*Short task*
Every line with the word "text" in it should be extracted from the data that follows.

┌─ Stored data

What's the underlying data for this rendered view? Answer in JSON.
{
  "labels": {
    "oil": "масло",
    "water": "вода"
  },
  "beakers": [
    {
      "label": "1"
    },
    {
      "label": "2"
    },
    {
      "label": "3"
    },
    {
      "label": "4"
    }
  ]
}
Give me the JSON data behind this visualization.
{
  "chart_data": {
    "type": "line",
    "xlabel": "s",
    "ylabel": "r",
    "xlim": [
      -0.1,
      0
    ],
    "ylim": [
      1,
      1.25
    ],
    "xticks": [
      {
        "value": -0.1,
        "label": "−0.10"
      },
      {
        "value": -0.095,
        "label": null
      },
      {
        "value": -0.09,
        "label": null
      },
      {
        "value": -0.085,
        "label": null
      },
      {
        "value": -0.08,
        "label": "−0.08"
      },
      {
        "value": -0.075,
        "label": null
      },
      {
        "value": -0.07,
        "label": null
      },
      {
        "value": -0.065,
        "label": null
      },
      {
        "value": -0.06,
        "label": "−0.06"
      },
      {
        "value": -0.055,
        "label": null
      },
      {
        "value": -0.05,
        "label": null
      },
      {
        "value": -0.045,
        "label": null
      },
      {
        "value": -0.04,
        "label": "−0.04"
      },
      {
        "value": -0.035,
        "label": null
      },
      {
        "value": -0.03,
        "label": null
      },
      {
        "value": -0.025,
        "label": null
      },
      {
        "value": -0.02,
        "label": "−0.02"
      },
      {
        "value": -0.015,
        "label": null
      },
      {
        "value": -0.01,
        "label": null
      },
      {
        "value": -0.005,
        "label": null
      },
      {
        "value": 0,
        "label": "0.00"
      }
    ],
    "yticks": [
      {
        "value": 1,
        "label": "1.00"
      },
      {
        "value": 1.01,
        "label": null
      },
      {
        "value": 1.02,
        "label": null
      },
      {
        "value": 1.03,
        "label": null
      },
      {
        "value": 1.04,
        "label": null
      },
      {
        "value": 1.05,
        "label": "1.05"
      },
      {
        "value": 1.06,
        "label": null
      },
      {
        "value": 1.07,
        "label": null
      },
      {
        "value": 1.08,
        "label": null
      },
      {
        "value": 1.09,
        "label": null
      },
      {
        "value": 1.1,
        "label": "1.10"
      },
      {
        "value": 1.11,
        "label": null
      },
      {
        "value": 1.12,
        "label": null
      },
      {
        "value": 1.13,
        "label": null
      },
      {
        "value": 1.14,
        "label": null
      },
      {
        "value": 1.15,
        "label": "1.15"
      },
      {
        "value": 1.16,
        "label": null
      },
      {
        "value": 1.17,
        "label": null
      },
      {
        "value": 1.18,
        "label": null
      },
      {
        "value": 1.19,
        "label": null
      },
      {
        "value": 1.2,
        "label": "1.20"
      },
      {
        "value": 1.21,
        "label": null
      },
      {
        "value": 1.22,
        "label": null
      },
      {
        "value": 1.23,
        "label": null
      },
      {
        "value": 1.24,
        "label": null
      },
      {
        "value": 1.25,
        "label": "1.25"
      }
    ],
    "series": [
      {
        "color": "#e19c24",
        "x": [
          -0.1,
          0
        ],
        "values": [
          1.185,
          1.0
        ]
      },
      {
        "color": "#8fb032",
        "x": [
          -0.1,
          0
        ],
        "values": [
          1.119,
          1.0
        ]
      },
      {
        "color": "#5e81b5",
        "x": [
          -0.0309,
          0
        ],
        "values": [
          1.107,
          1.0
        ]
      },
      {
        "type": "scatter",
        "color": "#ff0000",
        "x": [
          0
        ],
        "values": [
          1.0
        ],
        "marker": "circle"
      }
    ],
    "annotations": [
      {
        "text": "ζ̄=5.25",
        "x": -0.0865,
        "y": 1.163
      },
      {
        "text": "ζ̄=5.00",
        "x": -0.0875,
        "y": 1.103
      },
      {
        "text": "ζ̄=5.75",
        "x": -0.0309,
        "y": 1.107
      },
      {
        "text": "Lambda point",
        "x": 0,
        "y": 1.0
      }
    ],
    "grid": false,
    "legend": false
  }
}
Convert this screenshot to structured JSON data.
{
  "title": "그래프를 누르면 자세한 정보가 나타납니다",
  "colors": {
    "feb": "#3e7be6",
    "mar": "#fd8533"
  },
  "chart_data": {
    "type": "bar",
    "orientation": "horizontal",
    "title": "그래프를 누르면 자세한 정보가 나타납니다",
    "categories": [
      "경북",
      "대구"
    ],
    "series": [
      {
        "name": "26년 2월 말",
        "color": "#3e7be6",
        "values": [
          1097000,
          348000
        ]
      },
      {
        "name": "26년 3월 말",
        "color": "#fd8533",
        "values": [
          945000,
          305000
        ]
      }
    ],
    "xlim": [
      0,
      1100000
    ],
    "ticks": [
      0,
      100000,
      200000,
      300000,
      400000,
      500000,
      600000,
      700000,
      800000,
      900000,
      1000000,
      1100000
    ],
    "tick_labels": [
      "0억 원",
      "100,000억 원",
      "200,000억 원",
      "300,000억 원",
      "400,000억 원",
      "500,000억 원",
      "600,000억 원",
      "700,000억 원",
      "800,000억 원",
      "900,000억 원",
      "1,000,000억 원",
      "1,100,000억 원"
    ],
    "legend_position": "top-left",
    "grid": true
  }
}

└─

*Solution to this exercise*
        "text": "ζ̄=5.25",
        "text": "ζ̄=5.00",
        "text": "ζ̄=5.75",
        "text": "Lambda point",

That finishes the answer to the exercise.